+++ Dataset records +++

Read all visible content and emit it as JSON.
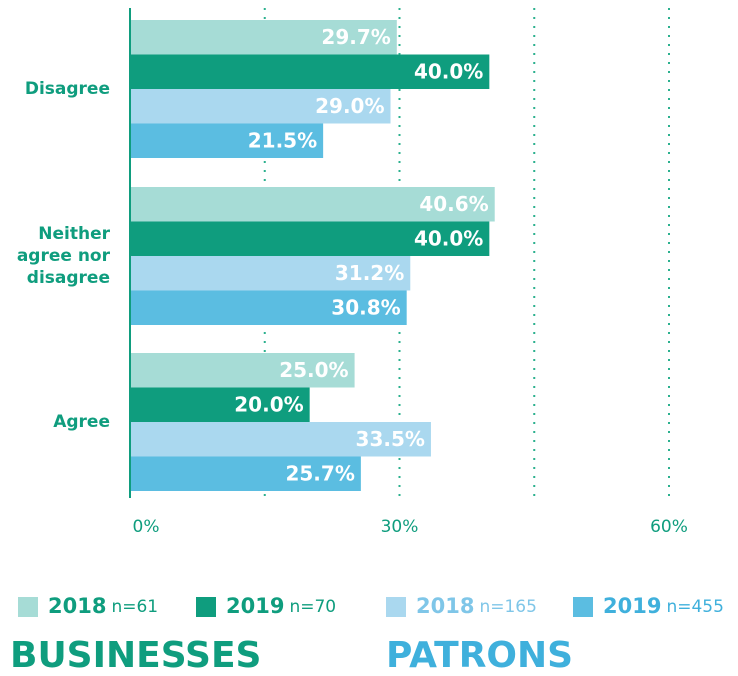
{
  "chart_data": {
    "type": "hbar",
    "categories": [
      "Disagree",
      "Neither agree nor disagree",
      "Agree"
    ],
    "groups": [
      "BUSINESSES",
      "PATRONS"
    ],
    "series": [
      {
        "name": "2018",
        "n": "n=61",
        "group": 0,
        "color": "#a6dcd6",
        "values": [
          29.7,
          40.6,
          25.0
        ],
        "value_labels": [
          "29.7%",
          "40.6%",
          "25.0%"
        ]
      },
      {
        "name": "2019",
        "n": "n=70",
        "group": 0,
        "color": "#0f9d7e",
        "values": [
          40.0,
          40.0,
          20.0
        ],
        "value_labels": [
          "40.0%",
          "40.0%",
          "20.0%"
        ]
      },
      {
        "name": "2018",
        "n": "n=165",
        "group": 1,
        "color": "#aad8ef",
        "values": [
          29.0,
          31.2,
          33.5
        ],
        "value_labels": [
          "29.0%",
          "31.2%",
          "33.5%"
        ]
      },
      {
        "name": "2019",
        "n": "n=455",
        "group": 1,
        "color": "#5bbde1",
        "values": [
          21.5,
          30.8,
          25.7
        ],
        "value_labels": [
          "21.5%",
          "30.8%",
          "25.7%"
        ]
      }
    ],
    "xlim": [
      0,
      60
    ],
    "xticks": [
      {
        "value": 0,
        "label": "0%"
      },
      {
        "value": 30,
        "label": "30%"
      },
      {
        "value": 60,
        "label": "60%"
      }
    ],
    "minor_xticks": [
      15,
      45
    ],
    "grid": true
  }
}
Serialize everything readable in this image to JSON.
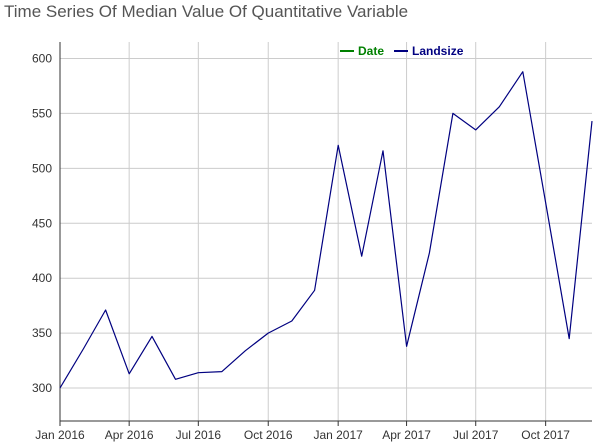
{
  "chart_data": {
    "type": "line",
    "title": "Time Series Of Median Value Of Quantitative Variable",
    "xlabel": "",
    "ylabel": "",
    "legend_position": "top-right",
    "grid": true,
    "x_ticks": [
      "Jan 2016",
      "Apr 2016",
      "Jul 2016",
      "Oct 2016",
      "Jan 2017",
      "Apr 2017",
      "Jul 2017",
      "Oct 2017"
    ],
    "x_tick_dates": [
      "2016-01-01",
      "2016-04-01",
      "2016-07-01",
      "2016-10-01",
      "2017-01-01",
      "2017-04-01",
      "2017-07-01",
      "2017-10-01"
    ],
    "x_range": [
      "2016-01-01",
      "2017-12-01"
    ],
    "y_ticks": [
      300,
      350,
      400,
      450,
      500,
      550,
      600
    ],
    "ylim": [
      270,
      615
    ],
    "series": [
      {
        "name": "Date",
        "color": "#008000",
        "x": [],
        "values": []
      },
      {
        "name": "Landsize",
        "color": "#000080",
        "x": [
          "2016-01-01",
          "2016-02-01",
          "2016-03-01",
          "2016-04-01",
          "2016-05-01",
          "2016-06-01",
          "2016-07-01",
          "2016-08-01",
          "2016-09-01",
          "2016-10-01",
          "2016-11-01",
          "2016-12-01",
          "2017-01-01",
          "2017-02-01",
          "2017-03-01",
          "2017-04-01",
          "2017-05-01",
          "2017-06-01",
          "2017-07-01",
          "2017-08-01",
          "2017-09-01",
          "2017-10-01",
          "2017-11-01",
          "2017-12-01"
        ],
        "values": [
          300,
          336,
          371,
          313,
          347,
          308,
          314,
          315,
          334,
          350,
          361,
          389,
          521,
          420,
          516,
          338,
          423,
          550,
          535,
          556,
          588,
          469,
          345,
          543
        ]
      }
    ]
  }
}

+++

> What the task requires:
Copy each line that holds the word "JSON".

> Expected answer:
Read all visible content and emit it as JSON.
Serialize everything readable in this image to JSON.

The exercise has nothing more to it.